(Dataset records)

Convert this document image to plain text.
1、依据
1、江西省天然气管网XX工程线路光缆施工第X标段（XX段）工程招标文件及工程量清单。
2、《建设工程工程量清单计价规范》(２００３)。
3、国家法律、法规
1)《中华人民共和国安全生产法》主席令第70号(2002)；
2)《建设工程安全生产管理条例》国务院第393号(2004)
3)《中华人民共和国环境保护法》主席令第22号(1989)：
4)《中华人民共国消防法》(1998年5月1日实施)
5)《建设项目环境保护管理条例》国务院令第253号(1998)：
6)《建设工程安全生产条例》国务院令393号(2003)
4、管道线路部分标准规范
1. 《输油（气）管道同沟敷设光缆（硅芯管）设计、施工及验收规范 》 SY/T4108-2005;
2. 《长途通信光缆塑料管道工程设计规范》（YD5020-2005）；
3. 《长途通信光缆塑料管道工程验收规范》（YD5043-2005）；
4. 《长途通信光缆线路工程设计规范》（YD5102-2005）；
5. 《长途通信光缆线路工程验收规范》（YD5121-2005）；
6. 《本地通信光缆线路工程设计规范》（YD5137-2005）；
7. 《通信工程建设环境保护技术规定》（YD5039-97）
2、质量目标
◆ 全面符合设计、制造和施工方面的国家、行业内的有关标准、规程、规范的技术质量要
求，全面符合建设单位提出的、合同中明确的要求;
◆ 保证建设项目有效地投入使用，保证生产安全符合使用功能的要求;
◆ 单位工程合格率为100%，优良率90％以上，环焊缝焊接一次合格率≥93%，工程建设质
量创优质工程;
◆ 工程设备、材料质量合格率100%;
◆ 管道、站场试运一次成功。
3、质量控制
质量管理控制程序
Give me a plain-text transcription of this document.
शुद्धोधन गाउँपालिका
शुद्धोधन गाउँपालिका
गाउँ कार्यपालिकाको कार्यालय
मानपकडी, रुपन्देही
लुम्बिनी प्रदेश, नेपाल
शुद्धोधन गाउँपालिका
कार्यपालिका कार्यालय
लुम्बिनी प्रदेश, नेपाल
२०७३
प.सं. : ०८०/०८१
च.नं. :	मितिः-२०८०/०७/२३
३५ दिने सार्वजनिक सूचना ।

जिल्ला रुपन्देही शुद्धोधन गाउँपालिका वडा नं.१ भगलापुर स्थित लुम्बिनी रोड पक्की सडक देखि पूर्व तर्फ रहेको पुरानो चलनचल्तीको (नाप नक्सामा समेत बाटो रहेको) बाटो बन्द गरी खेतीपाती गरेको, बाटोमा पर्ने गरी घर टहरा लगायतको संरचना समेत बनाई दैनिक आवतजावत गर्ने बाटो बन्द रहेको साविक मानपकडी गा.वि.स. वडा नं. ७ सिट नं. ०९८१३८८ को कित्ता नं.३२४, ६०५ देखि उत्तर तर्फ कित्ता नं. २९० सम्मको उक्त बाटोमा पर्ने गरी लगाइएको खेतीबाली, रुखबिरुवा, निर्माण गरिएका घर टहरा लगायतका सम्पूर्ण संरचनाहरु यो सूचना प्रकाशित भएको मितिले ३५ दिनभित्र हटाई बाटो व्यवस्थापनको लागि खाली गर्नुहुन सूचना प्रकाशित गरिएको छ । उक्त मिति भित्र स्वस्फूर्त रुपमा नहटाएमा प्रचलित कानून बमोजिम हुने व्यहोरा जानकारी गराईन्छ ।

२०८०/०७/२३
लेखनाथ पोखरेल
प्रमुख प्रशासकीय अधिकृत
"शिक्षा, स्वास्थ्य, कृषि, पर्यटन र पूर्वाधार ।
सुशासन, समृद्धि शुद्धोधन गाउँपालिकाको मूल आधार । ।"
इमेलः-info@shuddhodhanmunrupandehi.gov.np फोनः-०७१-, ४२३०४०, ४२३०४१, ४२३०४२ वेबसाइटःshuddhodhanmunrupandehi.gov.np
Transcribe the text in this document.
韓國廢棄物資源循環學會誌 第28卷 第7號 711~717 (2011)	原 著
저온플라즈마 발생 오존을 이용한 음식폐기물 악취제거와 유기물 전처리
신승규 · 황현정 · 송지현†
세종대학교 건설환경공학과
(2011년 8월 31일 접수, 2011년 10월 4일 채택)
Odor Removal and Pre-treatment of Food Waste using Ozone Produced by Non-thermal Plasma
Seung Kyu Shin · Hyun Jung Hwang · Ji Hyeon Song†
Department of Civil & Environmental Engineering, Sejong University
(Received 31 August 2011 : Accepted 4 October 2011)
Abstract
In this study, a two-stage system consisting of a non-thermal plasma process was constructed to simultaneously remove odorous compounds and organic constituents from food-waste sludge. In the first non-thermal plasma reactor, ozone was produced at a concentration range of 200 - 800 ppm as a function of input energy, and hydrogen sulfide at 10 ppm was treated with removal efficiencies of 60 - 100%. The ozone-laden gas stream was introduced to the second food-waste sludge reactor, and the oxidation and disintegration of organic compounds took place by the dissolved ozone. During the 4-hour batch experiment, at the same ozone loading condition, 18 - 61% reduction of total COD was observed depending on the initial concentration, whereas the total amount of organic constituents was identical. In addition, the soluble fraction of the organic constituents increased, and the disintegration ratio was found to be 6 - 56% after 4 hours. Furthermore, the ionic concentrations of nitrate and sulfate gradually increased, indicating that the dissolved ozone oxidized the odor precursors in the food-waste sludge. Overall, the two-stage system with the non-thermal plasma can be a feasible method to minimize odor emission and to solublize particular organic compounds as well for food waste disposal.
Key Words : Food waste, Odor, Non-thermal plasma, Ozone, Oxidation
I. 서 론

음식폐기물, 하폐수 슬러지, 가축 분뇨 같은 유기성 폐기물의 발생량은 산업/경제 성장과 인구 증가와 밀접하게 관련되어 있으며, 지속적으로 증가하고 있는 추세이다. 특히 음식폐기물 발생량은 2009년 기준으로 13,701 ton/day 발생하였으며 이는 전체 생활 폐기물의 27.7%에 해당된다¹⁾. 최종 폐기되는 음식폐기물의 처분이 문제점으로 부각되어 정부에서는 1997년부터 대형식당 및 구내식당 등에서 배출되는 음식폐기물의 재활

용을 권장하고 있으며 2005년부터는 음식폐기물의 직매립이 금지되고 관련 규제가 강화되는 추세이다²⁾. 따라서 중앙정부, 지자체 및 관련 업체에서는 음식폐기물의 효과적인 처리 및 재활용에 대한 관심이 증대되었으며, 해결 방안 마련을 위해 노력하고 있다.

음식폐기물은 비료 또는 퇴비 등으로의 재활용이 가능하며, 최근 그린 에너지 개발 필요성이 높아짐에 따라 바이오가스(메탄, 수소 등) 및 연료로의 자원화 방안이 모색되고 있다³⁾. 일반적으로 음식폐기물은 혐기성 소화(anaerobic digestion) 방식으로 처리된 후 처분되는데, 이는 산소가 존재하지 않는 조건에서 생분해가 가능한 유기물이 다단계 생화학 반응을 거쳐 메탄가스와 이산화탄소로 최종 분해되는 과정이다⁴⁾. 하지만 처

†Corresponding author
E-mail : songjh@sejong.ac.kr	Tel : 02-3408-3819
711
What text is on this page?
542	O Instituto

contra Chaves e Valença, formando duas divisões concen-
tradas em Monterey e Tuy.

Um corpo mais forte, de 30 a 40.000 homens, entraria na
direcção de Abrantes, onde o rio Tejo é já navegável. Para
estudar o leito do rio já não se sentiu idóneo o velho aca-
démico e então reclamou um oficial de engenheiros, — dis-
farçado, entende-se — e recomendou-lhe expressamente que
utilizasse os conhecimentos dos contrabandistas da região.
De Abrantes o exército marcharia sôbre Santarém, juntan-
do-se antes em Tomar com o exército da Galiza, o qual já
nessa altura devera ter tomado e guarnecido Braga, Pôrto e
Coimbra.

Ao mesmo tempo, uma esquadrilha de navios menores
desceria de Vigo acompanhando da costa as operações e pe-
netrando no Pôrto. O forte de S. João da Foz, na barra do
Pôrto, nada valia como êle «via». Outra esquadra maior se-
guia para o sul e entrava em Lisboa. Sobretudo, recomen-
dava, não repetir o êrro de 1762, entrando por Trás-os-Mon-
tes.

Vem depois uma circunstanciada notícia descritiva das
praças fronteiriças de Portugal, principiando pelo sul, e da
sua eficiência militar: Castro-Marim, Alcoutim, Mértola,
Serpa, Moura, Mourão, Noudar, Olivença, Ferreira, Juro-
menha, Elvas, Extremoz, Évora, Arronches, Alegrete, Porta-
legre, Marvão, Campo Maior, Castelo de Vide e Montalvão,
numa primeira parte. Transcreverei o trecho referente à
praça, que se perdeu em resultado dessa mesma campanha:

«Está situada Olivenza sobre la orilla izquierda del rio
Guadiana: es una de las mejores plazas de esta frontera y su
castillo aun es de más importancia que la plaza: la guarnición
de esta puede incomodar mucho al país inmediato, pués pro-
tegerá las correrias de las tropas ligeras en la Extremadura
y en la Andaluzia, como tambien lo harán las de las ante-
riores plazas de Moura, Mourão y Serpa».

DESCRIPTION OF THE TASK: Find all lines with "Serpa" in them and copy each one.

ANSWER TO THE EXERCISE:
Serpa, Moura, Mourão, Noudar, Olivença, Ferreira, Juro-
riores plazas de Moura, Mourão y Serpa».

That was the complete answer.